#### Data extract ####

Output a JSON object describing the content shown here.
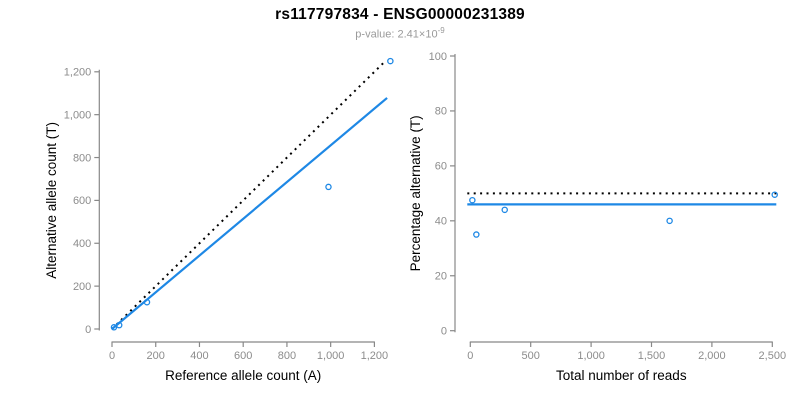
{
  "header": {
    "title": "rs117797834 - ENSG00000231389",
    "subtitle_prefix": "p-value: 2.41×10",
    "subtitle_exponent": "-9"
  },
  "colors": {
    "accent_blue": "#1E88E5",
    "dotted_black": "#000000",
    "axis_gray": "#888888",
    "tick_label_gray": "#8c8c8c",
    "subtitle_gray": "#9a9a9a"
  },
  "chart_data": [
    {
      "type": "scatter",
      "name": "allele-counts-plot",
      "xlabel": "Reference allele count (A)",
      "ylabel": "Alternative allele count (T)",
      "xticks": [
        0,
        200,
        400,
        600,
        800,
        1000,
        1200
      ],
      "yticks": [
        0,
        200,
        400,
        600,
        800,
        1000,
        1200
      ],
      "xlim": [
        0,
        1270
      ],
      "ylim": [
        0,
        1270
      ],
      "grid": false,
      "points": {
        "x": [
          9,
          33,
          160,
          990,
          1273
        ],
        "y": [
          8,
          18,
          125,
          663,
          1250
        ]
      },
      "lines": [
        {
          "name": "identity-line",
          "style": "dotted",
          "color": "#000000",
          "from": [
            0,
            0
          ],
          "to": [
            1253,
            1253
          ]
        },
        {
          "name": "fit-line",
          "style": "solid",
          "color": "#1E88E5",
          "slope": 0.857,
          "from": [
            0,
            0
          ],
          "to": [
            1258,
            1078
          ]
        }
      ]
    },
    {
      "type": "scatter",
      "name": "percentage-alternative-plot",
      "xlabel": "Total number of reads",
      "ylabel": "Percentage alternative (T)",
      "xticks": [
        0,
        500,
        1000,
        1500,
        2000,
        2500
      ],
      "yticks": [
        0,
        20,
        40,
        60,
        80,
        100
      ],
      "xlim": [
        0,
        2550
      ],
      "ylim": [
        0,
        100
      ],
      "grid": false,
      "points": {
        "x": [
          17,
          50,
          285,
          1650,
          2520
        ],
        "y": [
          47.5,
          35,
          44,
          40,
          49.5
        ]
      },
      "lines": [
        {
          "name": "expected-50pct-line",
          "style": "dotted",
          "color": "#000000",
          "hline": 50
        },
        {
          "name": "mean-pct-line",
          "style": "solid",
          "color": "#1E88E5",
          "hline": 46
        }
      ]
    }
  ]
}
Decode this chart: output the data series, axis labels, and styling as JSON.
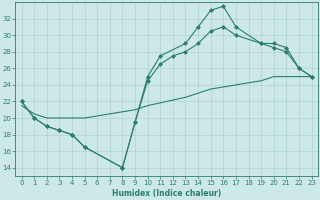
{
  "xlabel": "Humidex (Indice chaleur)",
  "bg_color": "#cce8e8",
  "line_color": "#2e7d6e",
  "grid_color": "#aacece",
  "xlim": [
    -0.5,
    23.5
  ],
  "ylim": [
    13,
    34
  ],
  "xticks": [
    0,
    1,
    2,
    3,
    4,
    5,
    6,
    7,
    8,
    9,
    10,
    11,
    12,
    13,
    14,
    15,
    16,
    17,
    18,
    19,
    20,
    21,
    22,
    23
  ],
  "yticks": [
    14,
    16,
    18,
    20,
    22,
    24,
    26,
    28,
    30,
    32
  ],
  "series1_x": [
    0,
    1,
    2,
    3,
    4,
    5,
    8,
    9,
    10,
    11,
    13,
    14,
    15,
    16,
    17,
    19,
    20,
    21,
    22,
    23
  ],
  "series1_y": [
    22.0,
    20.0,
    19.0,
    18.5,
    18.0,
    16.5,
    14.0,
    19.5,
    25.0,
    27.5,
    29.0,
    31.0,
    33.0,
    33.5,
    31.0,
    29.0,
    28.5,
    28.0,
    26.0,
    25.0
  ],
  "series2_x": [
    0,
    1,
    2,
    3,
    4,
    5,
    8,
    9,
    10,
    11,
    12,
    13,
    14,
    15,
    16,
    17,
    19,
    20,
    21,
    22,
    23
  ],
  "series2_y": [
    22.0,
    20.0,
    19.0,
    18.5,
    18.0,
    16.5,
    14.0,
    19.5,
    24.5,
    26.5,
    27.5,
    28.0,
    29.0,
    30.5,
    31.0,
    30.0,
    29.0,
    29.0,
    28.5,
    26.0,
    25.0
  ],
  "series3_x": [
    0,
    1,
    2,
    3,
    5,
    9,
    10,
    13,
    15,
    17,
    19,
    20,
    21,
    23
  ],
  "series3_y": [
    21.5,
    20.5,
    20.0,
    20.0,
    20.0,
    21.0,
    21.5,
    22.5,
    23.5,
    24.0,
    24.5,
    25.0,
    25.0,
    25.0
  ],
  "marker": "D",
  "markersize": 2.0,
  "linewidth": 0.8,
  "tick_labelsize": 5,
  "xlabel_fontsize": 5.5,
  "xlabel_fontweight": "bold"
}
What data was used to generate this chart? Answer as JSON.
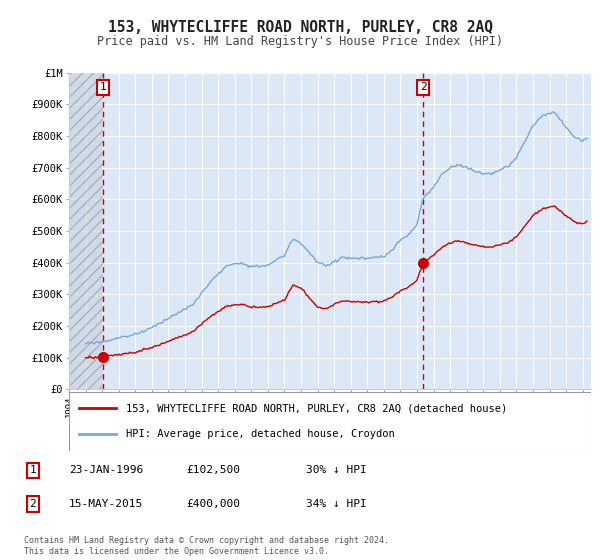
{
  "title": "153, WHYTECLIFFE ROAD NORTH, PURLEY, CR8 2AQ",
  "subtitle": "Price paid vs. HM Land Registry's House Price Index (HPI)",
  "sale1_year": 1996.07,
  "sale1_price": 102500,
  "sale2_year": 2015.37,
  "sale2_price": 400000,
  "legend1": "153, WHYTECLIFFE ROAD NORTH, PURLEY, CR8 2AQ (detached house)",
  "legend2": "HPI: Average price, detached house, Croydon",
  "footnote": "Contains HM Land Registry data © Crown copyright and database right 2024.\nThis data is licensed under the Open Government Licence v3.0.",
  "price_color": "#cc0000",
  "hpi_color": "#74a9d8",
  "background_plot": "#dce8f5",
  "background_fig": "#ffffff",
  "hatch_color": "#b0b8c8",
  "ylim": [
    0,
    1000000
  ],
  "xlim_start": 1994.0,
  "xlim_end": 2025.5,
  "yticks": [
    0,
    100000,
    200000,
    300000,
    400000,
    500000,
    600000,
    700000,
    800000,
    900000,
    1000000
  ],
  "ylabels": [
    "£0",
    "£100K",
    "£200K",
    "£300K",
    "£400K",
    "£500K",
    "£600K",
    "£700K",
    "£800K",
    "£900K",
    "£1M"
  ],
  "ann1_date": "23-JAN-1996",
  "ann1_price": "£102,500",
  "ann1_hpi": "30% ↓ HPI",
  "ann2_date": "15-MAY-2015",
  "ann2_price": "£400,000",
  "ann2_hpi": "34% ↓ HPI"
}
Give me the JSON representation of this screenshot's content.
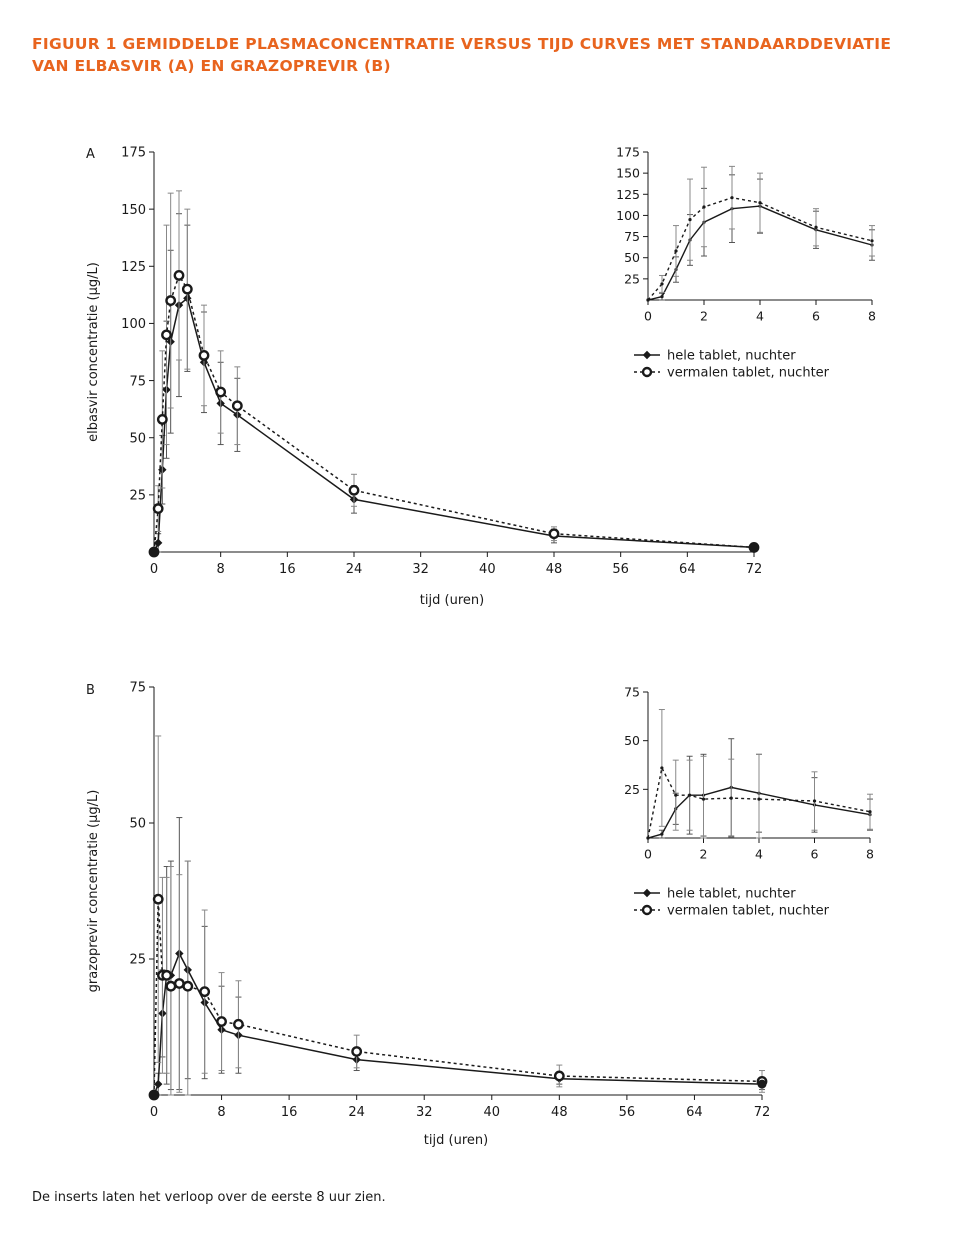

####

> _Task prompt_
Find every line in the records above that contains the word "content", and copy each one.

> _Finished answer_
Output a JSON object describing the content shown here.
Give me the JSON representation of this screenshot's content.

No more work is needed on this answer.